[Data entries]:
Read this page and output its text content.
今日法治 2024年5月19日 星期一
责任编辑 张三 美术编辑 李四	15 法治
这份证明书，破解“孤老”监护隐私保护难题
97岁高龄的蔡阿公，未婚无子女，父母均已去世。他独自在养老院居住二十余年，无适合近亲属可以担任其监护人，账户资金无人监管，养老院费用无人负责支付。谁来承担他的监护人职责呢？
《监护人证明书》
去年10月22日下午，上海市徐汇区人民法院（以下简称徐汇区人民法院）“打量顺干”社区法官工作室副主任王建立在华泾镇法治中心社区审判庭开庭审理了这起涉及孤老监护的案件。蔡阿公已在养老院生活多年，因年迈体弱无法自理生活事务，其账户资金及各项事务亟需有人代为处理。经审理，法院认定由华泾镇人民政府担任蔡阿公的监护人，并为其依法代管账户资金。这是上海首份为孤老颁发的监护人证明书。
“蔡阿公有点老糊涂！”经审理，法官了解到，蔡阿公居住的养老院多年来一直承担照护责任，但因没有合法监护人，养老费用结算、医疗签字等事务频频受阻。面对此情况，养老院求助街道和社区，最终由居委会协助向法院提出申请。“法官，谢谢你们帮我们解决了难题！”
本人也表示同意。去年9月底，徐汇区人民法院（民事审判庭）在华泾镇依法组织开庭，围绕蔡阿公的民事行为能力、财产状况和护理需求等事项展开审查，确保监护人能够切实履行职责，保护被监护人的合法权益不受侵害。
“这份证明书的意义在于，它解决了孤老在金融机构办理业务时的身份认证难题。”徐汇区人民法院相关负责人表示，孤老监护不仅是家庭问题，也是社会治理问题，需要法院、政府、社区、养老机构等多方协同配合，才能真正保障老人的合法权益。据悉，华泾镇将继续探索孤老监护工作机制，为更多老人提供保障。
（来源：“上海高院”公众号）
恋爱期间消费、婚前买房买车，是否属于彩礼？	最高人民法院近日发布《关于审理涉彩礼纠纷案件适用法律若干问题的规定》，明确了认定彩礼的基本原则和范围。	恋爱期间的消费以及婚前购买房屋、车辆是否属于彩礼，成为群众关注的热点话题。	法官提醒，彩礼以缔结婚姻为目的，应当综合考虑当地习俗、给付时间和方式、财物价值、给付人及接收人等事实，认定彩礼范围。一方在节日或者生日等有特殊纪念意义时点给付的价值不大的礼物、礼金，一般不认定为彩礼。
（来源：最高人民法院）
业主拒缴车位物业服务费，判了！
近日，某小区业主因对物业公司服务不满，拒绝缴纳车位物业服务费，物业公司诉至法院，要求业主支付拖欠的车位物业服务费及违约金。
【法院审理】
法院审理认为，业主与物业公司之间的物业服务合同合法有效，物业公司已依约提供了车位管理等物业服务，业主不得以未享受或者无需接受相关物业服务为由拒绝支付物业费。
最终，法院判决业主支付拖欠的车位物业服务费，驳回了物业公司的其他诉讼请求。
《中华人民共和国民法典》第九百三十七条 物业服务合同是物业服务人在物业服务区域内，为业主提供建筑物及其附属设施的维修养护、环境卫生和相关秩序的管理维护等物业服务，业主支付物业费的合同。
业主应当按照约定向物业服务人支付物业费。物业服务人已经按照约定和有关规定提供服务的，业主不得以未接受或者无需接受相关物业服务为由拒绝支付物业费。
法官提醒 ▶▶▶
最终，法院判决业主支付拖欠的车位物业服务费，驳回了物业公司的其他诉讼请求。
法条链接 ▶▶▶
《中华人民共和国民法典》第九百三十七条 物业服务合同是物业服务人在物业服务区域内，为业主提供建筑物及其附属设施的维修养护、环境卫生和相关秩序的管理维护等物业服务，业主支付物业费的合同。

[Exercise goal]:
From the data, collect all lines where the string "法官提醒" appears.

[Solution to the exercise]:
恋爱期间消费、婚前买房买车，是否属于彩礼？	最高人民法院近日发布《关于审理涉彩礼纠纷案件适用法律若干问题的规定》，明确了认定彩礼的基本原则和范围。	恋爱期间的消费以及婚前购买房屋、车辆是否属于彩礼，成为群众关注的热点话题。	法官提醒，彩礼以缔结婚姻为目的，应当综合考虑当地习俗、给付时间和方式、财物价值、给付人及接收人等事实，认定彩礼范围。一方在节日或者生日等有特殊纪念意义时点给付的价值不大的礼物、礼金，一般不认定为彩礼。
法官提醒 ▶▶▶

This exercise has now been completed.